Task ▸ Quote every line of the material beneath this one.
____
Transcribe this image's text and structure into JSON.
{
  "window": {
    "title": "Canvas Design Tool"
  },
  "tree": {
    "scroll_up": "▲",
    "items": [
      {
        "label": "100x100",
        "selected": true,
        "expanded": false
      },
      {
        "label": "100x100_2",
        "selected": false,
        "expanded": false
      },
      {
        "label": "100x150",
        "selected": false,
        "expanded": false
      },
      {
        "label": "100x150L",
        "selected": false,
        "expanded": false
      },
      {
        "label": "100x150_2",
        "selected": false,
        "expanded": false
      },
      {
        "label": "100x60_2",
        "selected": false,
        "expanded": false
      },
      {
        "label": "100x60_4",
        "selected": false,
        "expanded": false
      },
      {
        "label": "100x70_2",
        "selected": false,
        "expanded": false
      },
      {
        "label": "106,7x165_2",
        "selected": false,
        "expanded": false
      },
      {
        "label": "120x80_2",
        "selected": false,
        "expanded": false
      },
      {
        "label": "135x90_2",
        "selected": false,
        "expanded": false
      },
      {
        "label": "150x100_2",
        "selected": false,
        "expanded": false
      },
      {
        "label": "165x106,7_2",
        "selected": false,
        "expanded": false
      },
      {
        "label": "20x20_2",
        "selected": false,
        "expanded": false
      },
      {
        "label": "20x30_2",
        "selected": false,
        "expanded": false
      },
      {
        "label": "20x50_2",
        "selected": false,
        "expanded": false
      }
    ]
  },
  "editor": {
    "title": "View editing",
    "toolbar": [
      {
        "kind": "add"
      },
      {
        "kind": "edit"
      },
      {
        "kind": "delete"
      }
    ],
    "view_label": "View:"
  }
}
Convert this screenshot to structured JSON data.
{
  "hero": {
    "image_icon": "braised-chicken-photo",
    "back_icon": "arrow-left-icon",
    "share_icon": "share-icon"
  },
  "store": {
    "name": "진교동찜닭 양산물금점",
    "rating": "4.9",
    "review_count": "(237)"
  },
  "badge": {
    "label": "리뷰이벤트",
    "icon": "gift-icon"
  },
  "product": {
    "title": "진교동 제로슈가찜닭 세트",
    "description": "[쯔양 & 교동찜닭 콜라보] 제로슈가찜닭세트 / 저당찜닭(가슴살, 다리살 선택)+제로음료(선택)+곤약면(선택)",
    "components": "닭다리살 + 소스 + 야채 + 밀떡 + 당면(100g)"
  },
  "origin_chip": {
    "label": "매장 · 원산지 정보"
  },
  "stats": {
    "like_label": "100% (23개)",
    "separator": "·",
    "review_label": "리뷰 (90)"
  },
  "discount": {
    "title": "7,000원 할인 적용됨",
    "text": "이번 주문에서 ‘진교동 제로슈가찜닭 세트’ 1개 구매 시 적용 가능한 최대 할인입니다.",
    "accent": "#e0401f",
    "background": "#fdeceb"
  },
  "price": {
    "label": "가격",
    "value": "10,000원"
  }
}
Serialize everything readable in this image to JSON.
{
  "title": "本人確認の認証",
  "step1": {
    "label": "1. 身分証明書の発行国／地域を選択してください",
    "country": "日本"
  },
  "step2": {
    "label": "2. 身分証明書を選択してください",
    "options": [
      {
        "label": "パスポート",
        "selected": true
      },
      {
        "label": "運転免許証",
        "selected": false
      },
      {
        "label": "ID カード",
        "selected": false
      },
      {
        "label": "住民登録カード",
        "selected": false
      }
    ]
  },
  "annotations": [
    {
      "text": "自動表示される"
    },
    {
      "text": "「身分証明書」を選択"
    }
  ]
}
____
Expected answer ▸
Transcribe this image's text and structure into JSON.
{
  "window": {
    "title": "Canvas Design Tool"
  },
  "tree": {
    "scroll_up": "▲",
    "items": [
      {
        "label": "100x100",
        "selected": true,
        "expanded": false
      },
      {
        "label": "100x100_2",
        "selected": false,
        "expanded": false
      },
      {
        "label": "100x150",
        "selected": false,
        "expanded": false
      },
      {
        "label": "100x150L",
        "selected": false,
        "expanded": false
      },
      {
        "label": "100x150_2",
        "selected": false,
        "expanded": false
      },
      {
        "label": "100x60_2",
        "selected": false,
        "expanded": false
      },
      {
        "label": "100x60_4",
        "selected": false,
        "expanded": false
      },
      {
        "label": "100x70_2",
        "selected": false,
        "expanded": false
      },
      {
        "label": "106,7x165_2",
        "selected": false,
        "expanded": false
      },
      {
        "label": "120x80_2",
        "selected": false,
        "expanded": false
      },
      {
        "label": "135x90_2",
        "selected": false,
        "expanded": false
      },
      {
        "label": "150x100_2",
        "selected": false,
        "expanded": false
      },
      {
        "label": "165x106,7_2",
        "selected": false,
        "expanded": false
      },
      {
        "label": "20x20_2",
        "selected": false,
        "expanded": false
      },
      {
        "label": "20x30_2",
        "selected": false,
        "expanded": false
      },
      {
        "label": "20x50_2",
        "selected": false,
        "expanded": false
      }
    ]
  },
  "editor": {
    "title": "View editing",
    "toolbar": [
      {
        "kind": "add"
      },
      {
        "kind": "edit"
      },
      {
        "kind": "delete"
      }
    ],
    "view_label": "View:"
  }
}
Convert this screenshot to structured JSON data.
{
  "hero": {
    "image_icon": "braised-chicken-photo",
    "back_icon": "arrow-left-icon",
    "share_icon": "share-icon"
  },
  "store": {
    "name": "진교동찜닭 양산물금점",
    "rating": "4.9",
    "review_count": "(237)"
  },
  "badge": {
    "label": "리뷰이벤트",
    "icon": "gift-icon"
  },
  "product": {
    "title": "진교동 제로슈가찜닭 세트",
    "description": "[쯔양 & 교동찜닭 콜라보] 제로슈가찜닭세트 / 저당찜닭(가슴살, 다리살 선택)+제로음료(선택)+곤약면(선택)",
    "components": "닭다리살 + 소스 + 야채 + 밀떡 + 당면(100g)"
  },
  "origin_chip": {
    "label": "매장 · 원산지 정보"
  },
  "stats": {
    "like_label": "100% (23개)",
    "separator": "·",
    "review_label": "리뷰 (90)"
  },
  "discount": {
    "title": "7,000원 할인 적용됨",
    "text": "이번 주문에서 ‘진교동 제로슈가찜닭 세트’ 1개 구매 시 적용 가능한 최대 할인입니다.",
    "accent": "#e0401f",
    "background": "#fdeceb"
  },
  "price": {
    "label": "가격",
    "value": "10,000원"
  }
}
Serialize everything readable in this image to JSON.
{
  "title": "本人確認の認証",
  "step1": {
    "label": "1. 身分証明書の発行国／地域を選択してください",
    "country": "日本"
  },
  "step2": {
    "label": "2. 身分証明書を選択してください",
    "options": [
      {
        "label": "パスポート",
        "selected": true
      },
      {
        "label": "運転免許証",
        "selected": false
      },
      {
        "label": "ID カード",
        "selected": false
      },
      {
        "label": "住民登録カード",
        "selected": false
      }
    ]
  },
  "annotations": [
    {
      "text": "自動表示される"
    },
    {
      "text": "「身分証明書」を選択"
    }
  ]
}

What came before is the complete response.